## Task prompt
The records that follow are to be repeated exactly, with the pictures removed.

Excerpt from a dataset
::::::

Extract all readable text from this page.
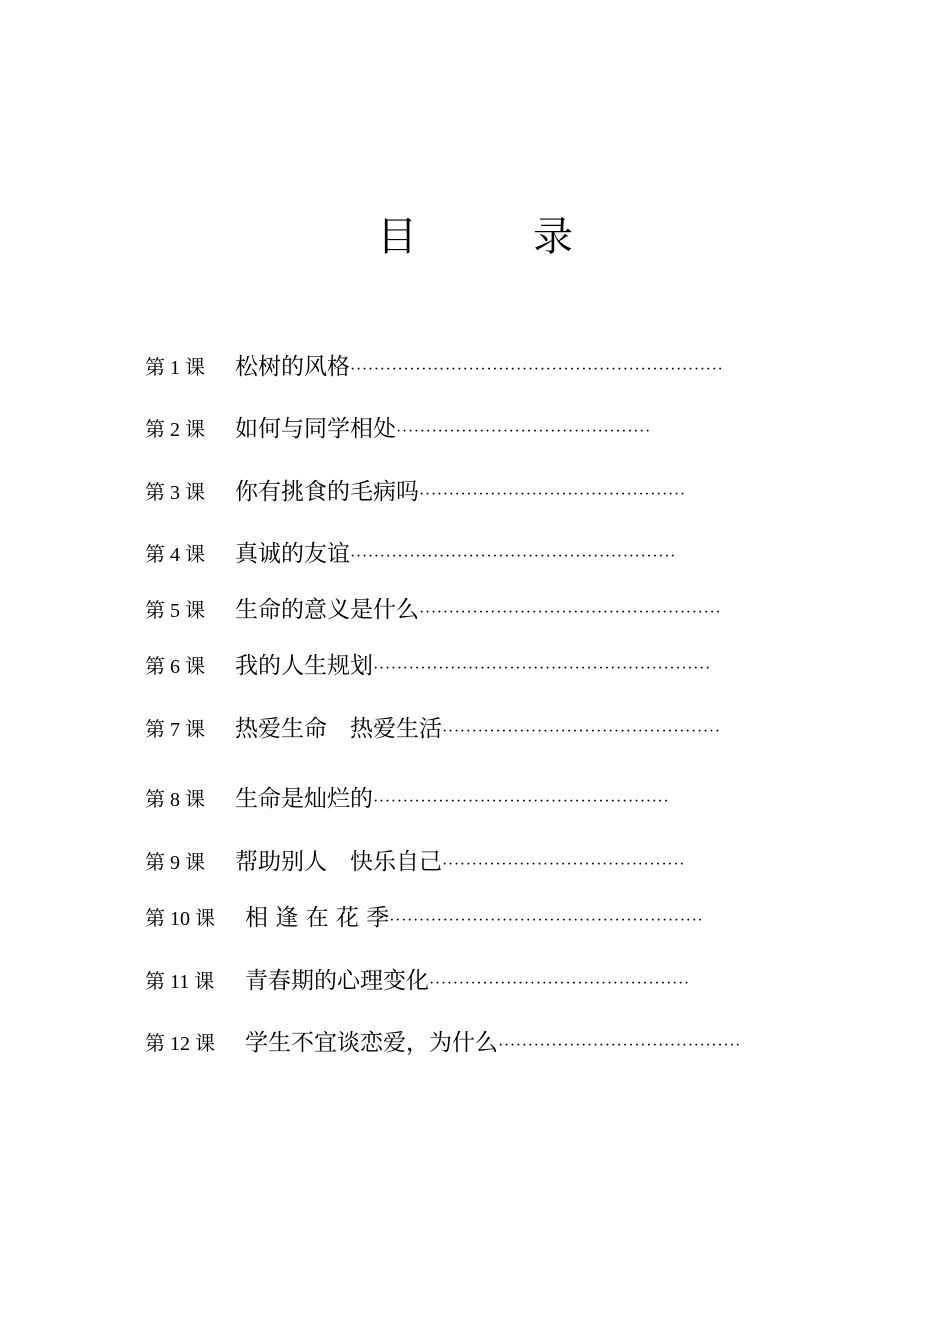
目　录
第 1 课	松树的风格 ·······························································
第 2 课	如何与同学相处 ···········································
第 3 课	你有挑食的毛病吗 ·············································
第 4 课	真诚的友谊 ·······················································
第 5 课	生命的意义是什么 ···················································
第 6 课	我的人生规划 ·························································
第 7 课	热爱生命　热爱生活 ···············································
第 8 课	生命是灿烂的 ··················································
第 9 课	帮助别人　快乐自己 ·········································
第 10 课	相 逢 在 花 季 ·····················································
第 11 课	青春期的心理变化 ············································
第 12 课	学生不宜谈恋爱，为什么 ·········································
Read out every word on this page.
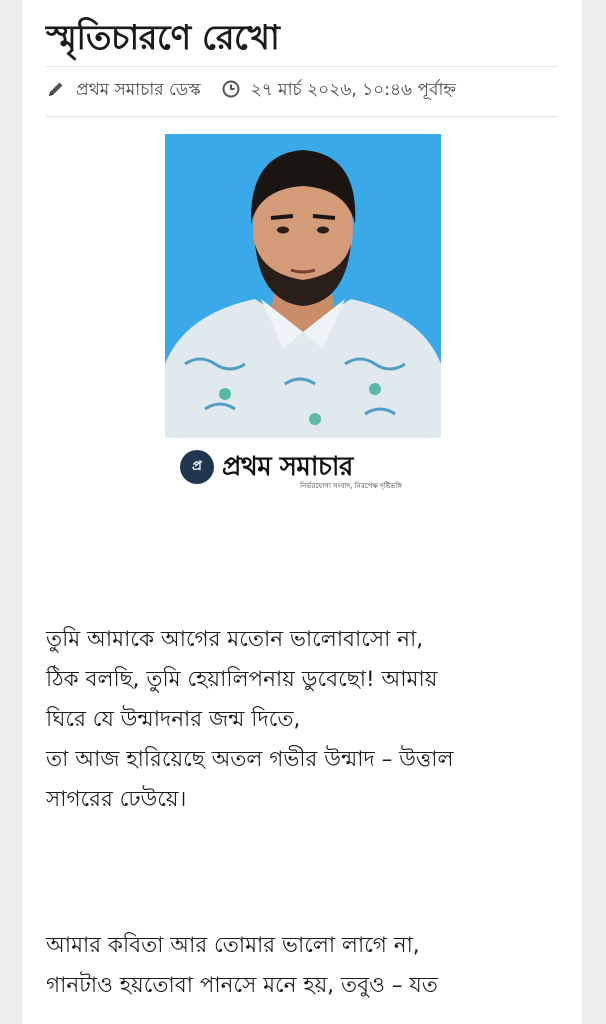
স্মৃতিচারণে রেখো
প্রথম সমাচার ডেস্ক	২৭ মার্চ ২০২৬, ১০:৪৬ পূর্বাহ্ন
প্র প্রথম সমাচার
নির্ভরযোগ্য সংবাদ, নিরপেক্ষ দৃষ্টিভঙ্গি
তুমি আমাকে আগের মতোন ভালোবাসো না,
ঠিক বলছি, তুমি হেয়ালিপনায় ডুবেছো! আমায়
ঘিরে যে উন্মাদনার জন্ম দিতে,
তা আজ হারিয়েছে অতল গভীর উন্মাদ – উত্তাল
সাগরের ঢেউয়ে।
আমার কবিতা আর তোমার ভালো লাগে না,
গানটাও হয়তোবা পানসে মনে হয়, তবুও – যত
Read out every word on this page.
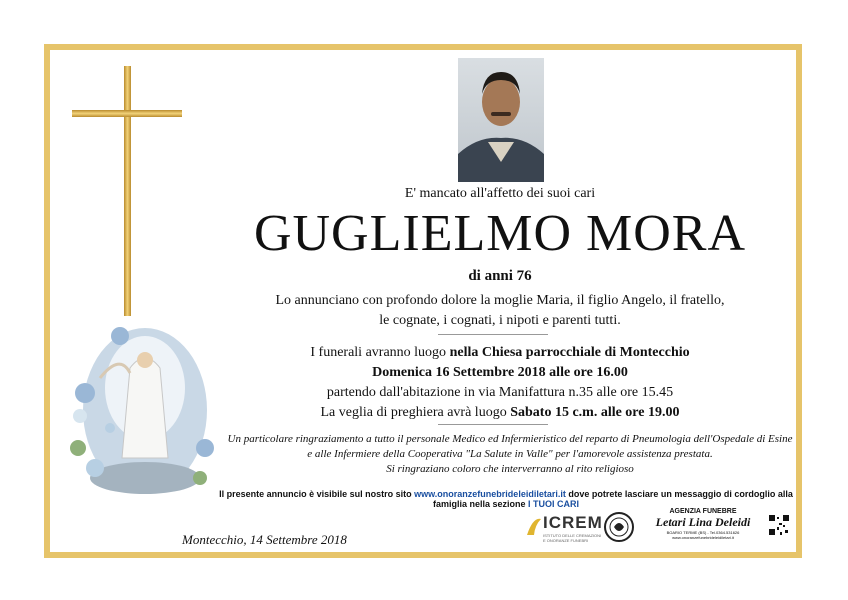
E' mancato all'affetto dei suoi cari
GUGLIELMO MORA
di anni 76
Lo annunciano con profondo dolore la moglie Maria, il figlio Angelo, il fratello,
le cognate, i cognati, i nipoti e parenti tutti.
I funerali avranno luogo nella Chiesa parrocchiale di Montecchio
Domenica 16 Settembre 2018 alle ore 16.00
partendo dall'abitazione in via Manifattura n.35 alle ore 15.45
La veglia di preghiera avrà luogo Sabato 15 c.m. alle ore 19.00
Un particolare ringraziamento a tutto il personale Medico ed Infermieristico del reparto di Pneumologia dell'Ospedale di Esine
e alle Infermiere della Cooperativa "La Salute in Valle" per l'amorevole assistenza prestata.
Si ringraziano coloro che interverranno al rito religioso
Il presente annuncio è visibile sul nostro sito www.onoranzefunebrideleidiletari.it dove potrete lasciare un messaggio di cordoglio alla famiglia nella sezione I TUOI CARI
Montecchio, 14 Settembre 2018
ICREM
ISTITUTO DELLE CREMAZIONI E ONORANZE FUNEBRI
AGENZIA FUNEBRE
Letari Lina Deleidi
BOARIO TERME (BS) - Tel.0364.531626
www.onoranzefunebrideleidiletari.it
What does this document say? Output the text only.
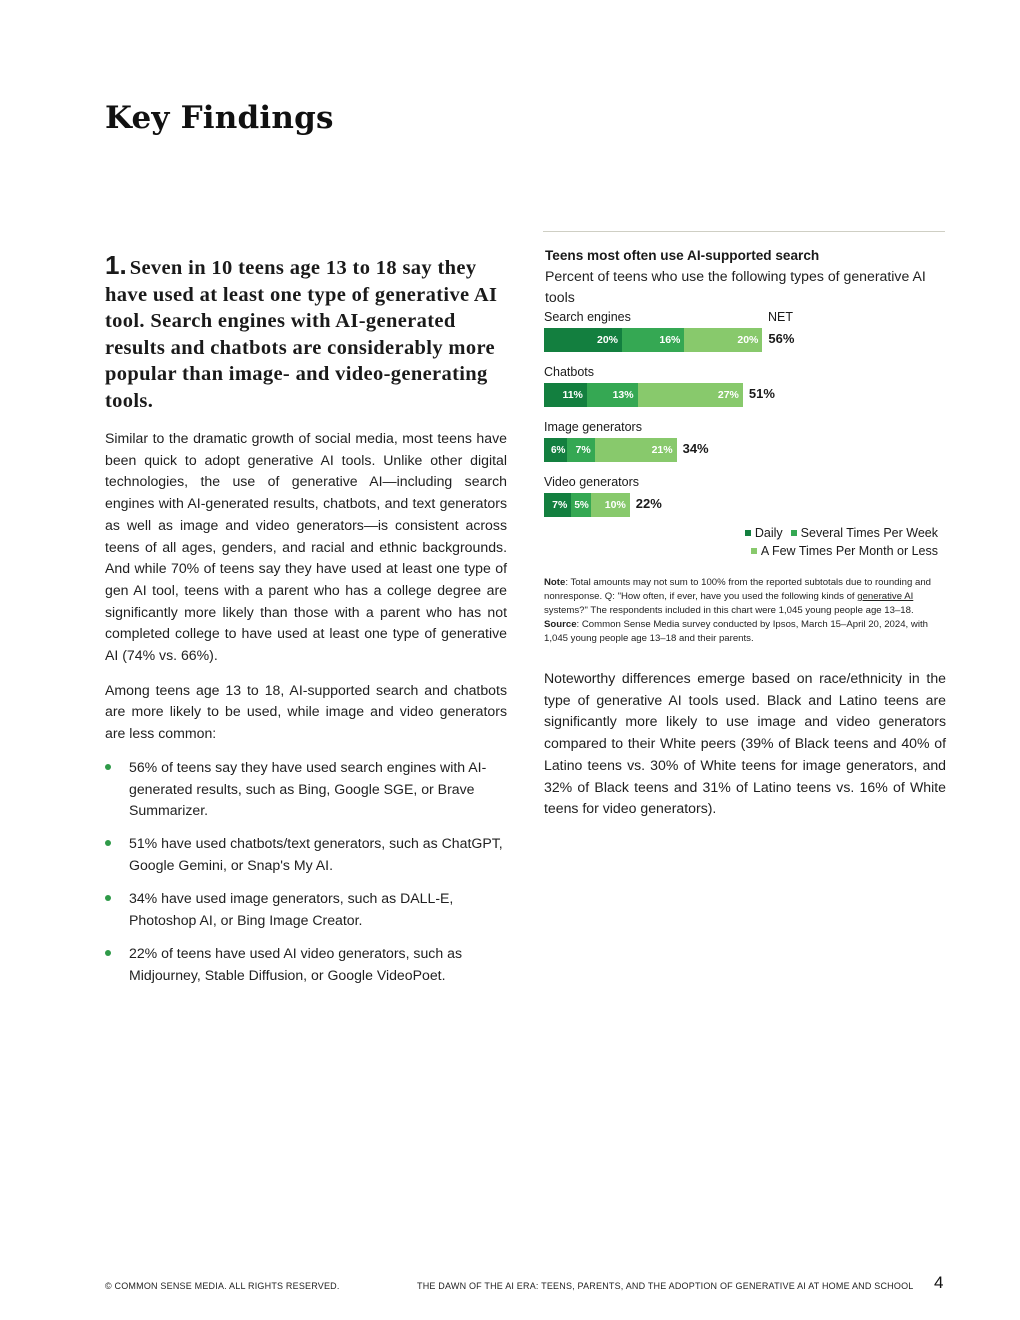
Key Findings
1. Seven in 10 teens age 13 to 18 say they have used at least one type of generative AI tool. Search engines with AI-generated results and chatbots are considerably more popular than image- and video-generating tools.

Similar to the dramatic growth of social media, most teens have been quick to adopt generative AI tools. Unlike other digital technologies, the use of generative AI—including search engines with AI-generated results, chatbots, and text generators as well as image and video generators—is consistent across teens of all ages, genders, and racial and ethnic backgrounds. And while 70% of teens say they have used at least one type of gen AI tool, teens with a parent who has a college degree are significantly more likely than those with a parent who has not completed college to have used at least one type of generative AI (74% vs. 66%).

Among teens age 13 to 18, AI-supported search and chatbots are more likely to be used, while image and video generators are less common:

56% of teens say they have used search engines with AI-generated results, such as Bing, Google SGE, or Brave Summarizer.
51% have used chatbots/text generators, such as ChatGPT, Google Gemini, or Snap's My AI.
34% have used image generators, such as DALL-E, Photoshop AI, or Bing Image Creator.
22% of teens have used AI video generators, such as Midjourney, Stable Diffusion, or Google VideoPoet.
Teens most often use AI-supported search
Percent of teens who use the following types of generative AI tools
NET
Daily Several Times Per Week
A Few Times Per Month or Less
Search engines
20%	16%	20% 56%
Chatbots
11%	13%	27% 51%
Image generators
6% 7%	21% 34%
Video generators
7% 5%	10% 22%
Note: Total amounts may not sum to 100% from the reported subtotals due to rounding and nonresponse. Q: "How often, if ever, have you used the following kinds of generative AI systems?" The respondents included in this chart were 1,045 young people age 13–18. Source: Common Sense Media survey conducted by Ipsos, March 15–April 20, 2024, with 1,045 young people age 13–18 and their parents.

Noteworthy differences emerge based on race/ethnicity in the type of generative AI tools used. Black and Latino teens are significantly more likely to use image and video generators compared to their White peers (39% of Black teens and 40% of Latino teens vs. 30% of White teens for image generators, and 32% of Black teens and 31% of Latino teens vs. 16% of White teens for video generators).

© COMMON SENSE MEDIA. ALL RIGHTS RESERVED.	THE DAWN OF THE AI ERA: TEENS, PARENTS, AND THE ADOPTION OF GENERATIVE AI AT HOME AND SCHOOL 4
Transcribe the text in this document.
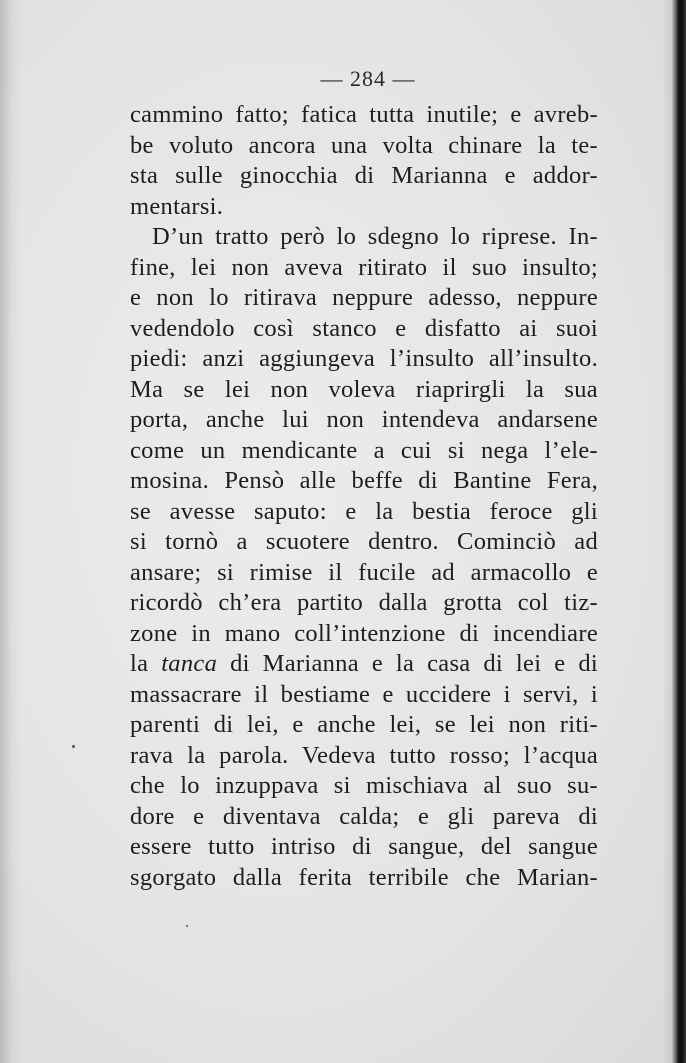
— 284 —
cammino fatto; fatica tutta inutile; e avreb-
be voluto ancora una volta chinare la te-
sta sulle ginocchia di Marianna e addor-
mentarsi.
D’un tratto però lo sdegno lo riprese. In-
fine, lei non aveva ritirato il suo insulto;
e non lo ritirava neppure adesso, neppure
vedendolo così stanco e disfatto ai suoi
piedi: anzi aggiungeva l’insulto all’insulto.
Ma se lei non voleva riaprirgli la sua
porta, anche lui non intendeva andarsene
come un mendicante a cui si nega l’ele-
mosina. Pensò alle beffe di Bantine Fera,
se avesse saputo: e la bestia feroce gli
si tornò a scuotere dentro. Cominciò ad
ansare; si rimise il fucile ad armacollo e
ricordò ch’era partito dalla grotta col tiz-
zone in mano coll’intenzione di incendiare
la tanca di Marianna e la casa di lei e di
massacrare il bestiame e uccidere i servi, i
parenti di lei, e anche lei, se lei non riti-
rava la parola. Vedeva tutto rosso; l’acqua
che lo inzuppava si mischiava al suo su-
dore e diventava calda; e gli pareva di
essere tutto intriso di sangue, del sangue
sgorgato dalla ferita terribile che Marian-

::::::

## Written solution
Extract all readable text from this page.
目　录
第 1 课	松树的风格 ·······························································
第 2 课	如何与同学相处 ···········································
第 3 课	你有挑食的毛病吗 ·············································
第 4 课	真诚的友谊 ·······················································
第 5 课	生命的意义是什么 ···················································
第 6 课	我的人生规划 ·························································
第 7 课	热爱生命　热爱生活 ···············································
第 8 课	生命是灿烂的 ··················································
第 9 课	帮助别人　快乐自己 ·········································
第 10 课	相 逢 在 花 季 ·····················································
第 11 课	青春期的心理变化 ············································
第 12 课	学生不宜谈恋爱，为什么 ·········································
Read out every word on this page.
স্মৃতিচারণে রেখো
প্রথম সমাচার ডেস্ক	২৭ মার্চ ২০২৬, ১০:৪৬ পূর্বাহ্ন
প্র প্রথম সমাচার
নির্ভরযোগ্য সংবাদ, নিরপেক্ষ দৃষ্টিভঙ্গি
তুমি আমাকে আগের মতোন ভালোবাসো না,
ঠিক বলছি, তুমি হেয়ালিপনায় ডুবেছো! আমায়
ঘিরে যে উন্মাদনার জন্ম দিতে,
তা আজ হারিয়েছে অতল গভীর উন্মাদ – উত্তাল
সাগরের ঢেউয়ে।
আমার কবিতা আর তোমার ভালো লাগে না,
গানটাও হয়তোবা পানসে মনে হয়, তবুও – যত
Read out every word on this page.
E' mancato all'affetto dei suoi cari
GUGLIELMO MORA
di anni 76
Lo annunciano con profondo dolore la moglie Maria, il figlio Angelo, il fratello,
le cognate, i cognati, i nipoti e parenti tutti.
I funerali avranno luogo nella Chiesa parrocchiale di Montecchio
Domenica 16 Settembre 2018 alle ore 16.00
partendo dall'abitazione in via Manifattura n.35 alle ore 15.45
La veglia di preghiera avrà luogo Sabato 15 c.m. alle ore 19.00
Un particolare ringraziamento a tutto il personale Medico ed Infermieristico del reparto di Pneumologia dell'Ospedale di Esine
e alle Infermiere della Cooperativa "La Salute in Valle" per l'amorevole assistenza prestata.
Si ringraziano coloro che interverranno al rito religioso
Il presente annuncio è visibile sul nostro sito www.onoranzefunebrideleidiletari.it dove potrete lasciare un messaggio di cordoglio alla famiglia nella sezione I TUOI CARI
Montecchio, 14 Settembre 2018
ICREM
ISTITUTO DELLE CREMAZIONI E ONORANZE FUNEBRI
AGENZIA FUNEBRE
Letari Lina Deleidi
BOARIO TERME (BS) - Tel.0364.531626
www.onoranzefunebrideleidiletari.it
What does this document say? Output the text only.
Key Findings
1. Seven in 10 teens age 13 to 18 say they have used at least one type of generative AI tool. Search engines with AI-generated results and chatbots are considerably more popular than image- and video-generating tools.

Similar to the dramatic growth of social media, most teens have been quick to adopt generative AI tools. Unlike other digital technologies, the use of generative AI—including search engines with AI-generated results, chatbots, and text generators as well as image and video generators—is consistent across teens of all ages, genders, and racial and ethnic backgrounds. And while 70% of teens say they have used at least one type of gen AI tool, teens with a parent who has a college degree are significantly more likely than those with a parent who has not completed college to have used at least one type of generative AI (74% vs. 66%).

Among teens age 13 to 18, AI-supported search and chatbots are more likely to be used, while image and video generators are less common:

56% of teens say they have used search engines with AI-generated results, such as Bing, Google SGE, or Brave Summarizer.
51% have used chatbots/text generators, such as ChatGPT, Google Gemini, or Snap's My AI.
34% have used image generators, such as DALL-E, Photoshop AI, or Bing Image Creator.
22% of teens have used AI video generators, such as Midjourney, Stable Diffusion, or Google VideoPoet.
Teens most often use AI-supported search
Percent of teens who use the following types of generative AI tools
NET
Daily Several Times Per Week
A Few Times Per Month or Less
Search engines
20%	16%	20% 56%
Chatbots
11%	13%	27% 51%
Image generators
6% 7%	21% 34%
Video generators
7% 5%	10% 22%
Note: Total amounts may not sum to 100% from the reported subtotals due to rounding and nonresponse. Q: "How often, if ever, have you used the following kinds of generative AI systems?" The respondents included in this chart were 1,045 young people age 13–18. Source: Common Sense Media survey conducted by Ipsos, March 15–April 20, 2024, with 1,045 young people age 13–18 and their parents.

Noteworthy differences emerge based on race/ethnicity in the type of generative AI tools used. Black and Latino teens are significantly more likely to use image and video generators compared to their White peers (39% of Black teens and 40% of Latino teens vs. 30% of White teens for image generators, and 32% of Black teens and 31% of Latino teens vs. 16% of White teens for video generators).

© COMMON SENSE MEDIA. ALL RIGHTS RESERVED.	THE DAWN OF THE AI ERA: TEENS, PARENTS, AND THE ADOPTION OF GENERATIVE AI AT HOME AND SCHOOL 4
Transcribe the text in this document.
— 284 —
cammino fatto; fatica tutta inutile; e avreb-
be voluto ancora una volta chinare la te-
sta sulle ginocchia di Marianna e addor-
mentarsi.
D’un tratto però lo sdegno lo riprese. In-
fine, lei non aveva ritirato il suo insulto;
e non lo ritirava neppure adesso, neppure
vedendolo così stanco e disfatto ai suoi
piedi: anzi aggiungeva l’insulto all’insulto.
Ma se lei non voleva riaprirgli la sua
porta, anche lui non intendeva andarsene
come un mendicante a cui si nega l’ele-
mosina. Pensò alle beffe di Bantine Fera,
se avesse saputo: e la bestia feroce gli
si tornò a scuotere dentro. Cominciò ad
ansare; si rimise il fucile ad armacollo e
ricordò ch’era partito dalla grotta col tiz-
zone in mano coll’intenzione di incendiare
la tanca di Marianna e la casa di lei e di
massacrare il bestiame e uccidere i servi, i
parenti di lei, e anche lei, se lei non riti-
rava la parola. Vedeva tutto rosso; l’acqua
che lo inzuppava si mischiava al suo su-
dore e diventava calda; e gli pareva di
essere tutto intriso di sangue, del sangue
sgorgato dalla ferita terribile che Marian-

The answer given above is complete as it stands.